TASK REQUIREMENTS: Find the lines that hold the word "dịch" and return them.

◇ ◇ ◇

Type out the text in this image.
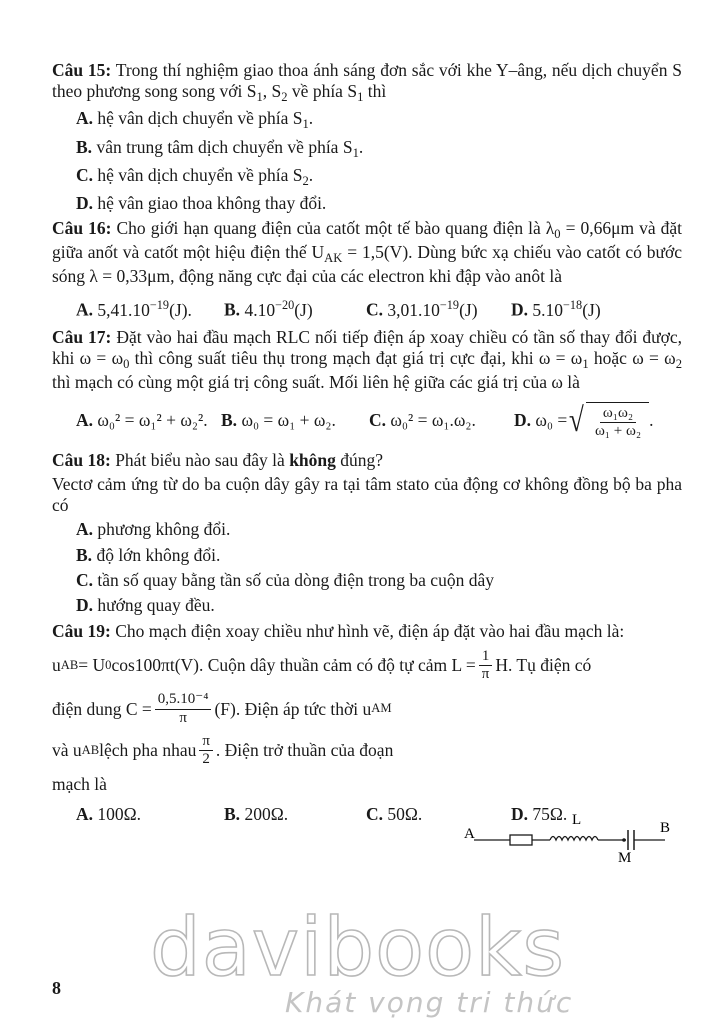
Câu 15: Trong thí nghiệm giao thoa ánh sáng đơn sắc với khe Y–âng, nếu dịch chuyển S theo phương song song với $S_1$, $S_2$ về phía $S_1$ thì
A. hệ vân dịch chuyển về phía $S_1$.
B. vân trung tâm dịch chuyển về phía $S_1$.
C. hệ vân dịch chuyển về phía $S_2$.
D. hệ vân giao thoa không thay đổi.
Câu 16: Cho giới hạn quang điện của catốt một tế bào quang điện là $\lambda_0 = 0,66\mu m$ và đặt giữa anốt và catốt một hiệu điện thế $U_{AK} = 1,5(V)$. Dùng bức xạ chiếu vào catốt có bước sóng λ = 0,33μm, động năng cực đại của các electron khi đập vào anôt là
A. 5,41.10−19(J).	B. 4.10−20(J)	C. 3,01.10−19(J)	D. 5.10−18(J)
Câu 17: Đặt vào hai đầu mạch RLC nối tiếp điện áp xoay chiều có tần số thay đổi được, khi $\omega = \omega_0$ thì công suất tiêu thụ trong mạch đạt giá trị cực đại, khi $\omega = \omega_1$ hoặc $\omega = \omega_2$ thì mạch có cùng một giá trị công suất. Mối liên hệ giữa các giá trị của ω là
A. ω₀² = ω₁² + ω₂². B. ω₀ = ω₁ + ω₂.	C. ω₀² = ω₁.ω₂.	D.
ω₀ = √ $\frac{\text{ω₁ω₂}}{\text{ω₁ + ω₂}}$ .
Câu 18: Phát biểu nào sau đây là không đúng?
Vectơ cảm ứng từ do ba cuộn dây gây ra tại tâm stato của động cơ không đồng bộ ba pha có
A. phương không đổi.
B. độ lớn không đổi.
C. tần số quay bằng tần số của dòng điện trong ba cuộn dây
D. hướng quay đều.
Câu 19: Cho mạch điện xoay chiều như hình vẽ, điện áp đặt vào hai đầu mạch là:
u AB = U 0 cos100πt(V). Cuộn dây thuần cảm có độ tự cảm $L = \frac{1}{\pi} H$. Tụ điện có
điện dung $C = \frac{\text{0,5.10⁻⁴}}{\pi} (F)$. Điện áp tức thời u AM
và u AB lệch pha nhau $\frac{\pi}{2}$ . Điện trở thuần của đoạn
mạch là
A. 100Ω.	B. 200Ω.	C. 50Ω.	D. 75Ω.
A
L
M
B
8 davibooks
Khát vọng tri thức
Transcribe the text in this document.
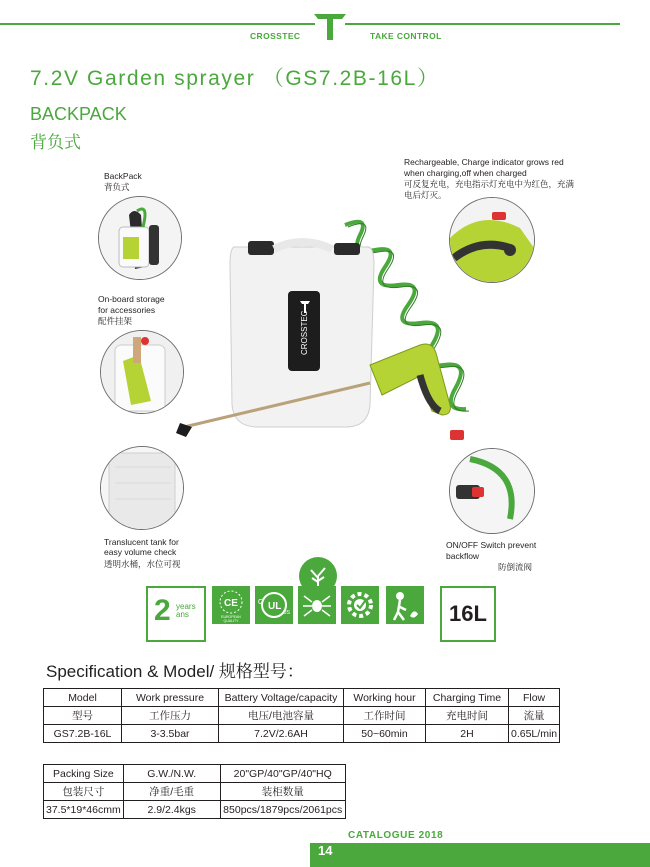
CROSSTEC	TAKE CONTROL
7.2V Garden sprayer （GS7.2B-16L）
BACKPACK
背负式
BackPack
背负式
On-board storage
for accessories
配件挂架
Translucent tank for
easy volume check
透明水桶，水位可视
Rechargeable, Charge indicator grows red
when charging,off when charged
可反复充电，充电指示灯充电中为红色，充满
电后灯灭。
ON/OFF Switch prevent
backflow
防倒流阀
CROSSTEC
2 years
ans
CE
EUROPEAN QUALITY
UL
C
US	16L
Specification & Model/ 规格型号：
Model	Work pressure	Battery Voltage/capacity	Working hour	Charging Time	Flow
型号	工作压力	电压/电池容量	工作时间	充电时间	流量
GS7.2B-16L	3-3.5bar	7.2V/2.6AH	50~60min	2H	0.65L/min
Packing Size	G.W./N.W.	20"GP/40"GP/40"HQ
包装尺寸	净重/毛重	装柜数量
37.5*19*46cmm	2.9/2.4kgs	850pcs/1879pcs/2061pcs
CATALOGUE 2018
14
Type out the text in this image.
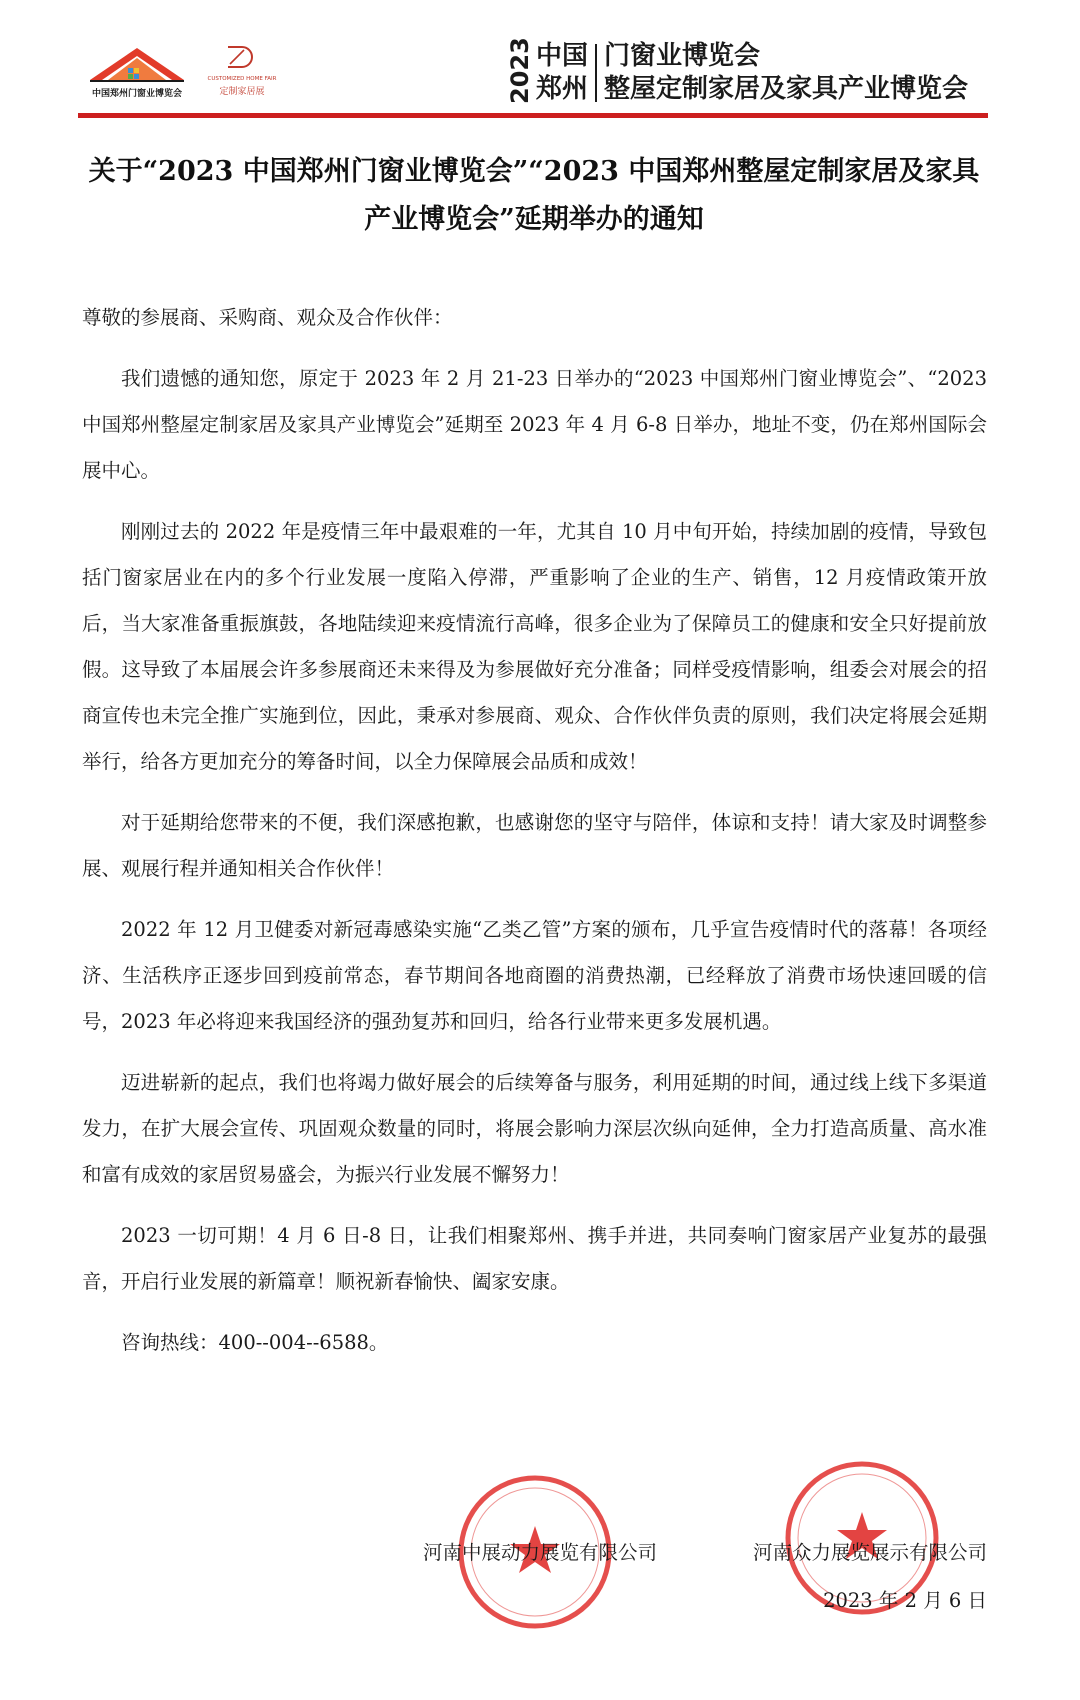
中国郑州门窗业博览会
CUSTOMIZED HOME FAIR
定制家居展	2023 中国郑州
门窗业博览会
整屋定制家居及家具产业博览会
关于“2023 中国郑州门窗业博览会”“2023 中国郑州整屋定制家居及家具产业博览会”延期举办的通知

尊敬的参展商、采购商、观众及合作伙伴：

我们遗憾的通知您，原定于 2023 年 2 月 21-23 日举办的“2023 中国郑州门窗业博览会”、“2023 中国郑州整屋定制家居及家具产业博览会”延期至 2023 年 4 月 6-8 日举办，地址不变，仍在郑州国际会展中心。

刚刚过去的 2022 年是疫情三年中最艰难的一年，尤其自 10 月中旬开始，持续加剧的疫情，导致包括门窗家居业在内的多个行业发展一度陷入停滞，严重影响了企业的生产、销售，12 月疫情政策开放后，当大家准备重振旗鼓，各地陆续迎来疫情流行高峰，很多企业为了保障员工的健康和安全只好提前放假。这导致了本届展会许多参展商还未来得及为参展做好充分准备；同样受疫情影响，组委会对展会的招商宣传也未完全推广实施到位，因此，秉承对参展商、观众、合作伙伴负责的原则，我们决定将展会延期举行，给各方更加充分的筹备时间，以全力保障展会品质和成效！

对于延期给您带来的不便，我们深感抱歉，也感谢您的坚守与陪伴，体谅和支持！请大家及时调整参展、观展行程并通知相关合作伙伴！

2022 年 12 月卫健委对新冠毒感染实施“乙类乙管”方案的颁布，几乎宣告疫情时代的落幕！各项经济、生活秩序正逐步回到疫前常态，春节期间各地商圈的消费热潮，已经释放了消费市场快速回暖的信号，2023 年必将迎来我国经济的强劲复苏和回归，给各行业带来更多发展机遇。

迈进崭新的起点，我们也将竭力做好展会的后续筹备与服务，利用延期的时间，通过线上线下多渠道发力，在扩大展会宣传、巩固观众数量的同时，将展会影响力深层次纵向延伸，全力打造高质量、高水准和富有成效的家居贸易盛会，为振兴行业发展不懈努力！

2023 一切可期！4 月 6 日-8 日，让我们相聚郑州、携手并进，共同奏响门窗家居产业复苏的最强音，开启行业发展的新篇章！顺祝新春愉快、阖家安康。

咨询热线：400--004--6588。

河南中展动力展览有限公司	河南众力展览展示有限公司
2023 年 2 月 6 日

◇ ◇ ◇

RESPONSE TO THE EXERCISE:
Câu 15: Trong thí nghiệm giao thoa ánh sáng đơn sắc với khe Y–âng, nếu dịch chuyển S theo phương song song với $S_1$, $S_2$ về phía $S_1$ thì
A. hệ vân dịch chuyển về phía $S_1$.
B. vân trung tâm dịch chuyển về phía $S_1$.
C. hệ vân dịch chuyển về phía $S_2$.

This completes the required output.